▶ [Given problem] Retype the section of the Telangana article below that begins with the words "However, under pressure" and ends with "and cultural factors.", keeping every word the same.

▶ [Extract]
◇ ◇ ◇ ◇ ◇ ◇ ◇

From Vishalandhra to Telangana


Dr S Saraswathi

(Former, Director, ICSSR, New Delhi)


“Chalo Assembly” march launched by the Telangana Joint Action Committee on 14th June is the latest battle cry in the Telangana Movement, going on for over half a century. Three days later, the Centre made a counter move by inducting two more ministers in the Union Cabinet in the hope of strengthening the “united Andhra” lobby. Uncertainty continues to nag all political parties in Andhra Pradesh. Other than witnessing agitations, the State has seen MLAs defecting and getting disqualified in keeping with their passion for or against a separate State. How long will this go on?     


While the Centre may take a call within coming weeks or months, the forthcoming Assembly elections due in the State, may help clinch matters. The present crisis is most likely to become a crucial poll issue.  Every party has to take a clear stand and inform the people about it. The leaders will also be expected to fulfil whatever they promise in this regard. For, the problem is lingering too long for even a slow moving country to test the patience of even those people unaffected by any decision on Telangana.


Moreover, the Telangana Movement has seen many promises – nay, broken promises - and all forms of direct people’s action - peaceful and violent. Perhaps, it is one dominant issue on which everyone in Andhra Pradesh may have an opinion of his own whether he is aware of  the politics and economics of dividing a State or not.


The history of linguistic States in India gives a special space for Andhra Pradesh which may be considered the original root of this banyan tree. The very notion of linguistic States grew from Tamil-Telugu competition in the old multilingual Madras Presidency of pre-independence era.


The Freedom Movement with which Swadeshi sentiments were interlinked stimulated a passion for Indian languages. It was also a way of expressing resentment to import of foreign goods.


It was in 1920, the Indian National Congress, at the Nagpur session adopted the principle of redistribution of provinces on linguistic basis. It was endorsed by the Nehru Committee in 1928. Thereafter, the Congress stuck to this principle and reiterated it many times in its annual party sessions. This is an unalterable historical fact.


This linguistic principle was applied by the Congress in its own organization by establishing a separate Pradesh Congress Committee for Telugu-speaking districts of the Madras Presidency.


Political climate following Partition in 1947 suddenly altered the nation’s priority. Unity and integrity of the nation was in jeopardy as free India faced unprecedented communal riots and complicated issues in the accession of Princely States within India.


However, under pressure from the linguistic lobby, the Linguistic Provinces Commission known as Dar Commission was appointed in June 1948 to examine the question of linguistic provinces. This Commission ruled out any redistribution of provinces in the then prevailing political conditions in the country. Specifically, the Commission considered it unwise to demarcate provincial boundaries on linguistic basis overriding historical, geographic, economic, and cultural factors.

◇ ◇ ◇ ◇ ◇ ◇ ◇

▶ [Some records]
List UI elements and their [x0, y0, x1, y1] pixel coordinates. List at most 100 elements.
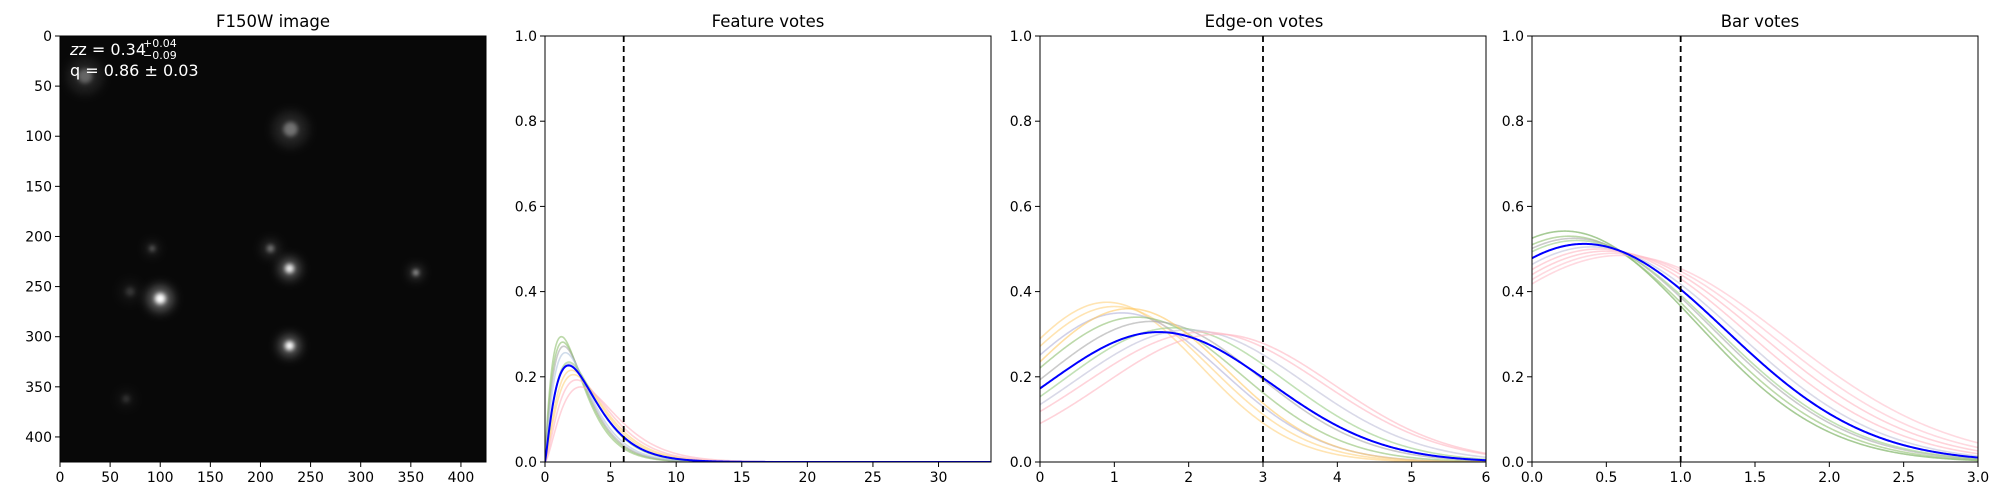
x-tick-label: 200 [247, 470, 274, 486]
panel-image: F150W image zz = 0.34 +0.04 −0.09 q = 0.… [25, 12, 487, 486]
y-tick-label: 0.6 [515, 199, 537, 215]
source-core [413, 269, 419, 276]
x-tick-label: 10 [667, 470, 685, 486]
x-tick-label: 15 [733, 470, 751, 486]
redshift-annotation: zz = 0.34 [69, 40, 146, 59]
x-tick-label: 150 [197, 470, 224, 486]
sample-curve [1040, 307, 1486, 462]
y-tick-label: 300 [25, 330, 52, 346]
y-tick-label: 0 [43, 29, 52, 45]
y-tick-label: 0.4 [1502, 285, 1524, 301]
x-tick-label: 100 [147, 470, 174, 486]
x-tick-label: 5 [606, 470, 615, 486]
panel-feature-votes: Feature votes 0 5 10 15 20 25 30 0.0 0.2 0.4 0.6 0.… [515, 12, 992, 486]
sample-curve [1532, 237, 1978, 460]
image-axes: 0 50 100 150 200 250 300 350 400 0 50 100 150 200 250 3… [25, 29, 474, 486]
x-tick-label: 6 [1482, 470, 1491, 486]
image-sources [67, 58, 423, 408]
y-tick-label: 0.0 [515, 455, 537, 471]
sample-curve [1532, 239, 1978, 460]
y-tick-label: 0.4 [1010, 285, 1032, 301]
y-tick-label: 0.8 [1502, 114, 1524, 130]
x-tick-label: 30 [930, 470, 948, 486]
y-tick-label: 0.2 [1010, 370, 1032, 386]
edge-on-votes-title: Edge-on votes [1205, 12, 1324, 31]
x-tick-label: 50 [101, 470, 119, 486]
x-tick-label: 250 [297, 470, 324, 486]
sample-curve [1532, 252, 1978, 449]
x-tick-label: 0.5 [1595, 470, 1617, 486]
y-tick-label: 0.2 [515, 370, 537, 386]
image-frame [59, 35, 487, 463]
x-tick-label: 1.0 [1670, 470, 1692, 486]
y-tick-label: 0.8 [1010, 114, 1032, 130]
y-tick-label: 0.0 [1010, 455, 1032, 471]
x-tick-label: 2 [1184, 470, 1193, 486]
panel-bar-votes: Bar votes 0.0 0.5 1.0 1.5 2.0 2.5 3.0 0.0 0.2 0.4… [1502, 12, 1989, 486]
y-tick-label: 0.8 [515, 114, 537, 130]
y-tick-label: 350 [25, 380, 52, 396]
x-tick-label: 300 [347, 470, 374, 486]
source-core [283, 122, 298, 137]
y-tick-label: 50 [34, 79, 52, 95]
mean-curve [1532, 242, 1978, 459]
sample-curve [1532, 230, 1978, 462]
x-tick-label: 2.0 [1818, 470, 1840, 486]
x-tick-label: 0 [1036, 470, 1045, 486]
bar-votes-title: Bar votes [1721, 12, 1800, 31]
sample-curve [1532, 248, 1978, 455]
sample-curve [1040, 316, 1486, 462]
x-tick-label: 0.0 [1521, 470, 1543, 486]
x-tick-label: 1.5 [1744, 470, 1766, 486]
source-core [266, 244, 275, 253]
x-tick-label: 350 [397, 470, 424, 486]
redshift-lower-error: −0.09 [143, 49, 177, 62]
image-title: F150W image [216, 12, 330, 31]
sample-curve [1040, 333, 1486, 455]
panel-edge-on-votes: Edge-on votes 0 1 2 3 4 5 6 0.0 0.2 0.4 0.6 0.8 1.0 [1010, 12, 1491, 486]
x-tick-label: 20 [798, 470, 816, 486]
x-tick-label: 1 [1110, 470, 1119, 486]
y-tick-label: 250 [25, 280, 52, 296]
feature-votes-title: Feature votes [712, 12, 825, 31]
plot-area [545, 36, 991, 462]
sample-curve [1532, 250, 1978, 452]
curves [1532, 230, 1978, 462]
y-tick-label: 150 [25, 179, 52, 195]
y-tick-label: 0.4 [515, 285, 537, 301]
redshift-upper-error: +0.04 [143, 37, 177, 50]
y-tick-label: 0.0 [1502, 455, 1524, 471]
source-core [149, 245, 155, 252]
x-tick-label: 0 [541, 470, 550, 486]
sample-curve [1532, 246, 1978, 457]
y-tick-label: 0.6 [1010, 199, 1032, 215]
source-core [154, 293, 166, 305]
feature-votes-plot: 0 5 10 15 20 25 30 0.0 0.2 0.4 0.6 0.8 1.0 [515, 29, 992, 486]
x-tick-label: 0 [56, 470, 65, 486]
sample-curve [1532, 254, 1978, 444]
source-core [77, 68, 93, 84]
y-tick-label: 400 [25, 430, 52, 446]
x-tick-label: 2.5 [1893, 470, 1915, 486]
sample-curve [1040, 327, 1486, 461]
y-tick-label: 1.0 [515, 29, 537, 45]
axes-frame [544, 35, 992, 463]
source-core [285, 341, 295, 351]
x-tick-label: 400 [448, 470, 475, 486]
x-tick-label: 3 [1259, 470, 1268, 486]
bar-votes-plot: 0.0 0.5 1.0 1.5 2.0 2.5 3.0 0.0 0.2 0.4 0.6 0.8 1.0 [1502, 29, 1989, 486]
y-tick-label: 100 [25, 129, 52, 145]
y-tick-label: 200 [25, 229, 52, 245]
y-tick-label: 1.0 [1502, 29, 1524, 45]
redshift-value: z = 0.34 [78, 40, 146, 59]
source-core [285, 264, 295, 274]
source-core [125, 287, 135, 297]
x-tick-label: 3.0 [1967, 470, 1989, 486]
y-tick-label: 0.6 [1502, 199, 1524, 215]
sample-curve [1040, 329, 1486, 459]
axis-ratio-annotation: q = 0.86 ± 0.03 [70, 61, 199, 80]
source-core [122, 395, 130, 403]
y-tick-label: 1.0 [1010, 29, 1032, 45]
x-tick-label: 4 [1333, 470, 1342, 486]
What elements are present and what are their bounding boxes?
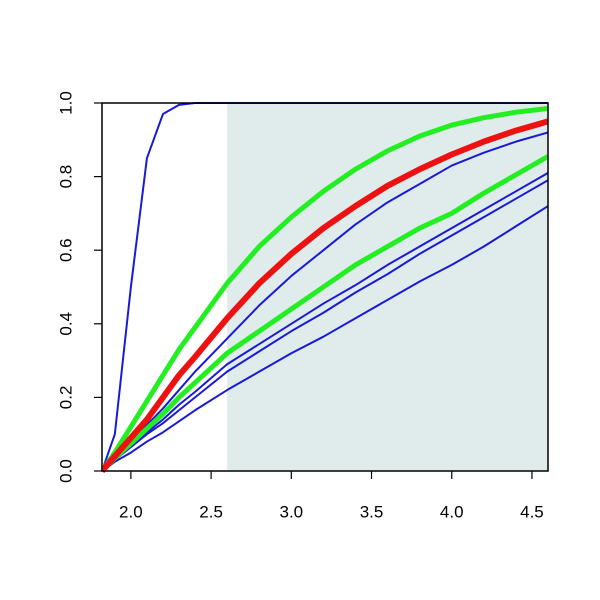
x-tick-label: 4.5 <box>520 502 544 521</box>
line <box>102 106 548 473</box>
x-tick-label: 3.0 <box>279 502 303 521</box>
line <box>102 154 548 473</box>
x-tick-label: 4.0 <box>440 502 464 521</box>
y-tick-label: 1.0 <box>56 91 75 115</box>
line <box>102 118 548 473</box>
y-tick-label: 0.8 <box>56 165 75 189</box>
x-tick-label: 3.5 <box>360 502 384 521</box>
y-tick-label: 0.4 <box>56 312 75 336</box>
x-tick-label: 2.0 <box>119 502 143 521</box>
y-tick-label: 0.6 <box>56 238 75 262</box>
plot-frame <box>101 102 549 472</box>
y-tick-label: 0.0 <box>56 459 75 483</box>
shaded-region <box>227 103 548 471</box>
line <box>102 179 548 472</box>
line <box>102 205 548 472</box>
x-tick-label: 2.5 <box>199 502 223 521</box>
y-tick-label: 0.2 <box>56 386 75 410</box>
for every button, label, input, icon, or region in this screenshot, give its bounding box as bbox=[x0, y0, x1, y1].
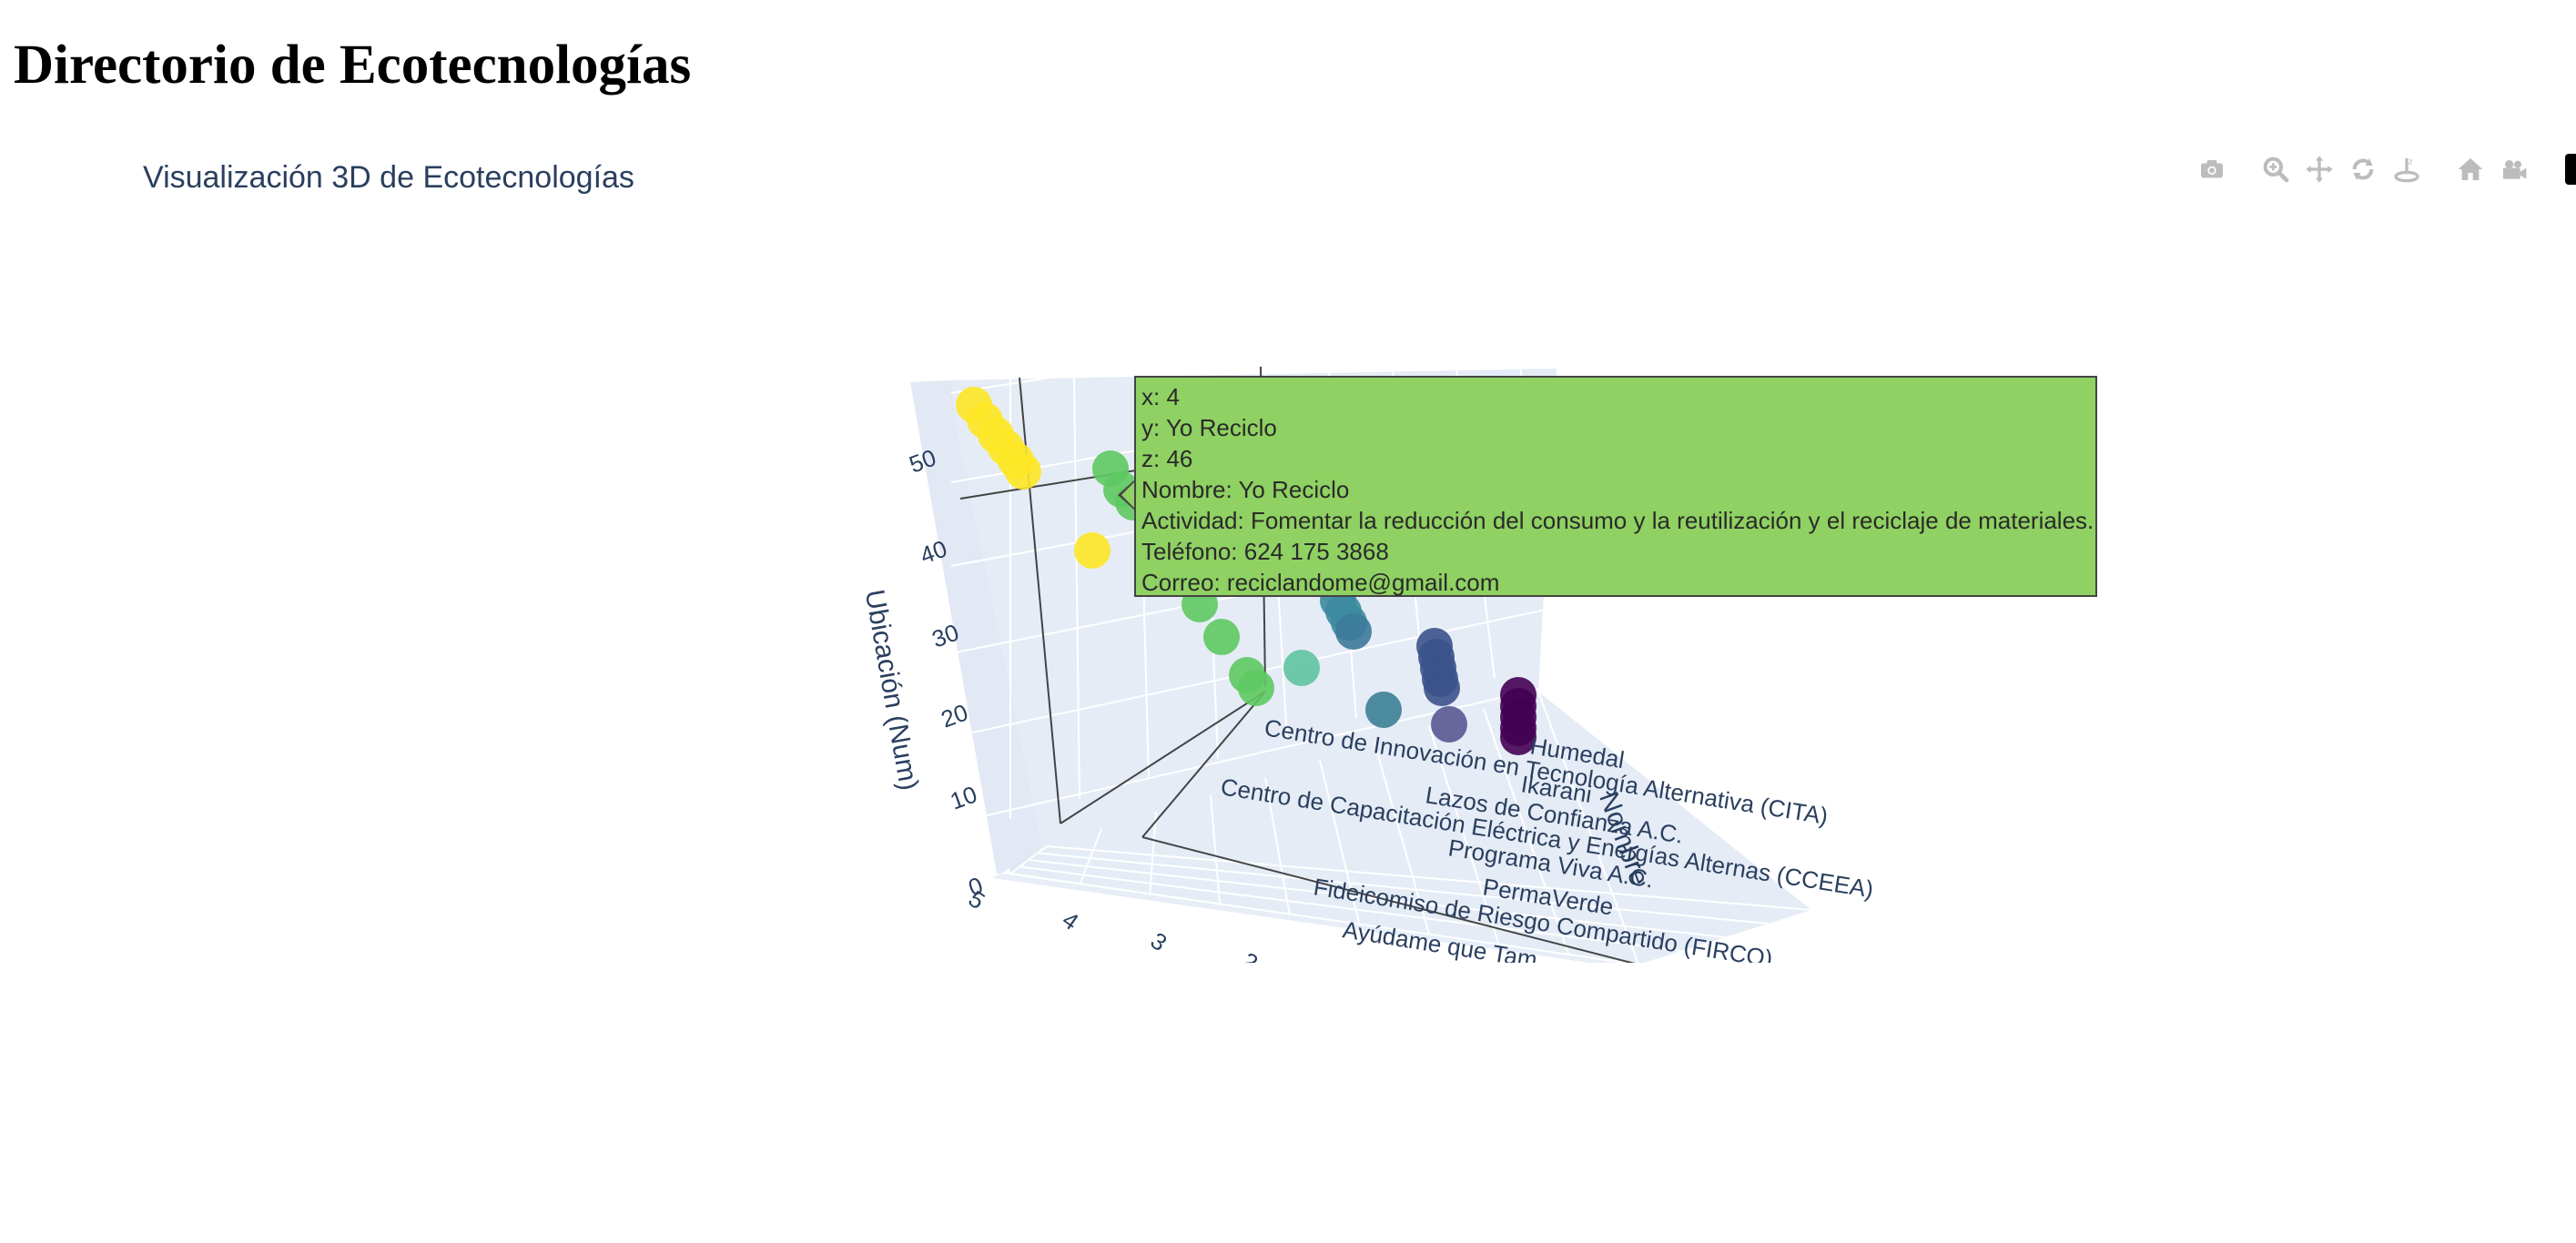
data-marker-13 bbox=[1238, 670, 1274, 706]
hover-tooltip: x: 4 y: Yo Reciclo z: 46 Nombre: Yo Reciclo… bbox=[1134, 376, 2097, 597]
x-tick-label-2: 3 bbox=[1146, 926, 1172, 956]
z-axis-title: Ubicación (Num) bbox=[859, 587, 924, 793]
hover-line-4: Actividad: Fomentar la reducción del con… bbox=[1141, 507, 2094, 534]
floor-grid-8 bbox=[1483, 708, 1570, 955]
spike-line-floor bbox=[1141, 691, 1266, 838]
x-axis-back-line bbox=[1060, 691, 1266, 824]
floor-grid-4 bbox=[1264, 777, 1291, 915]
hover-line-1: y: Yo Reciclo bbox=[1141, 414, 1277, 441]
page-title: Directorio de Ecotecnologías bbox=[14, 35, 692, 96]
data-marker-24 bbox=[1424, 670, 1460, 706]
hover-line-6: Correo: reciclandome@gmail.com bbox=[1141, 569, 1500, 596]
floor-plane bbox=[1010, 692, 1811, 965]
x-tick-label-1: 4 bbox=[1058, 905, 1084, 935]
z-gridline-5 bbox=[950, 298, 1548, 394]
svg-text:z: z bbox=[2409, 157, 2413, 167]
orbit-rotation-icon[interactable] bbox=[2345, 151, 2381, 187]
hover-line-2: z: 46 bbox=[1141, 445, 1193, 472]
z-tick-label-2: 20 bbox=[938, 699, 971, 733]
floor-grid-7 bbox=[1428, 725, 1500, 945]
hover-arrow-fill bbox=[1121, 480, 1136, 510]
floor-xgrid-4 bbox=[1046, 845, 1812, 911]
data-marker-6 bbox=[1074, 532, 1111, 569]
y-axis-line bbox=[1141, 836, 1639, 965]
x-tick-label-0: 5 bbox=[964, 884, 990, 915]
floor-grid-6 bbox=[1374, 743, 1430, 935]
hover-line-5: Teléfono: 624 175 3868 bbox=[1141, 538, 1389, 565]
chart-title: Visualización 3D de Ecotecnologías bbox=[143, 160, 634, 195]
floor-grid-9 bbox=[1537, 691, 1639, 965]
floor-xgrid-2 bbox=[1028, 859, 1726, 938]
data-marker-5 bbox=[1005, 453, 1041, 490]
data-marker-18 bbox=[1335, 613, 1372, 650]
z-tick-label-1: 10 bbox=[947, 781, 980, 815]
data-marker-25 bbox=[1431, 706, 1467, 743]
zoom-icon[interactable] bbox=[2257, 151, 2294, 187]
data-marker-14 bbox=[1283, 650, 1320, 686]
turntable-rotation-icon[interactable]: z bbox=[2388, 151, 2425, 187]
data-marker-19 bbox=[1365, 692, 1402, 728]
modebar: z bbox=[2194, 149, 2576, 189]
floor-xgrid-1 bbox=[1019, 865, 1682, 952]
plot-clip-mask bbox=[0, 963, 2576, 1243]
camera-view-icon[interactable] bbox=[2496, 151, 2532, 187]
data-marker-11 bbox=[1203, 619, 1240, 655]
plotly-logo-icon[interactable] bbox=[2565, 154, 2576, 185]
data-marker-30 bbox=[1500, 719, 1536, 755]
camera-icon[interactable] bbox=[2194, 151, 2230, 187]
floor-xgrid-0 bbox=[1009, 873, 1639, 965]
hover-line-3: Nombre: Yo Reciclo bbox=[1141, 476, 1350, 503]
hover-line-0: x: 4 bbox=[1141, 383, 1180, 410]
side-wall bbox=[910, 380, 1042, 874]
pan-icon[interactable] bbox=[2301, 151, 2338, 187]
home-icon[interactable] bbox=[2452, 151, 2489, 187]
floor-grid-2 bbox=[1149, 812, 1157, 894]
floor-grid-3 bbox=[1210, 794, 1221, 904]
floor-xgrid-3 bbox=[1037, 852, 1769, 925]
back-vgrid-1 bbox=[1073, 376, 1080, 800]
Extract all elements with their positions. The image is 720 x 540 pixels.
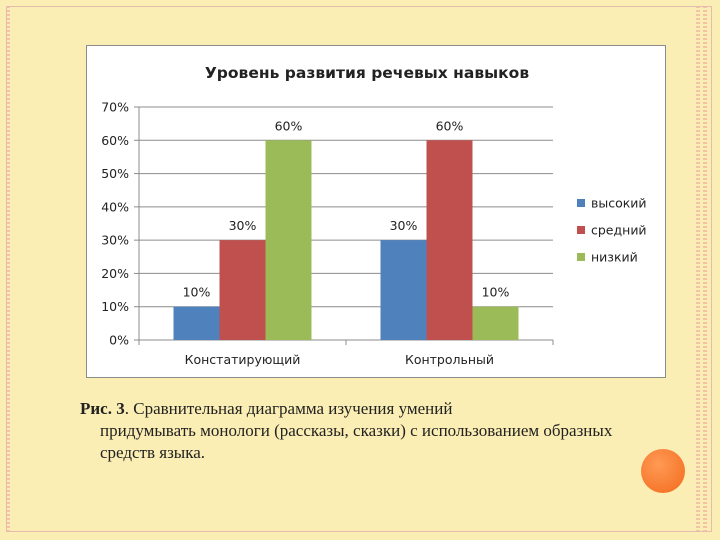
y-tick-label: 40% [101, 199, 129, 214]
caption-text-first: . Сравнительная диаграмма изучения умени… [124, 399, 453, 418]
data-label: 60% [436, 118, 464, 133]
y-tick-label: 70% [101, 100, 129, 115]
slide-frame [6, 6, 712, 532]
legend-label: высокий [591, 196, 647, 211]
x-tick-label: Констатирующий [185, 352, 301, 367]
bar-средний-0 [219, 240, 266, 340]
legend-label: низкий [591, 250, 638, 265]
y-tick-label: 20% [101, 266, 129, 281]
y-tick-label: 50% [101, 166, 129, 181]
chart-title: Уровень развития речевых навыков [204, 64, 530, 82]
chart: Уровень развития речевых навыков 0% 10% 20… [86, 45, 666, 378]
border-stripe-right-outer [703, 6, 707, 532]
border-stripe-left [6, 6, 10, 532]
decorative-circle [641, 449, 685, 493]
border-stripe-right [696, 6, 700, 532]
y-tick-label: 30% [101, 233, 129, 248]
legend-swatch-средний [577, 226, 585, 234]
caption-text-rest: придумывать монологи (рассказы, сказки) … [100, 421, 613, 462]
data-label: 60% [275, 118, 303, 133]
y-tick-label: 60% [101, 133, 129, 148]
legend-label: средний [591, 223, 647, 238]
bar-высокий-0 [173, 306, 220, 340]
x-tick-label: Контрольный [405, 352, 494, 367]
y-tick-label: 0% [109, 333, 129, 348]
y-tick-label: 10% [101, 299, 129, 314]
bar-низкий-0 [265, 140, 312, 340]
data-label: 30% [229, 218, 257, 233]
legend-swatch-низкий [577, 253, 585, 261]
legend-swatch-высокий [577, 199, 585, 207]
bar-низкий-1 [472, 306, 519, 340]
data-label: 10% [183, 285, 211, 300]
chart-plot: 0% 10% 20% 30% 40% 50% 60% 70% 10% 30% 60% Констати… [101, 100, 647, 368]
figure-caption: Рис. 3. Сравнительная диаграмма изучения… [80, 398, 620, 464]
bar-высокий-1 [380, 240, 427, 340]
data-label: 30% [390, 218, 418, 233]
data-label: 10% [482, 285, 510, 300]
figure-label: Рис. 3 [80, 399, 125, 418]
bar-средний-1 [426, 140, 473, 340]
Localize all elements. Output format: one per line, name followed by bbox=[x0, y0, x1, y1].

◇ ◇ ◇ ◇ ◇ ◇ ◇

▶ [Completed exercise]
However, under pressure from the linguistic lobby, the Linguistic Provinces Commission known as Dar Commission was appointed in June 1948 to examine the question of linguistic provinces. This Commission ruled out any redistribution of provinces in the then prevailing political conditions in the country. Specifically, the Commission considered it unwise to demarcate provincial boundaries on linguistic basis overriding historical, geographic, economic, and cultural factors.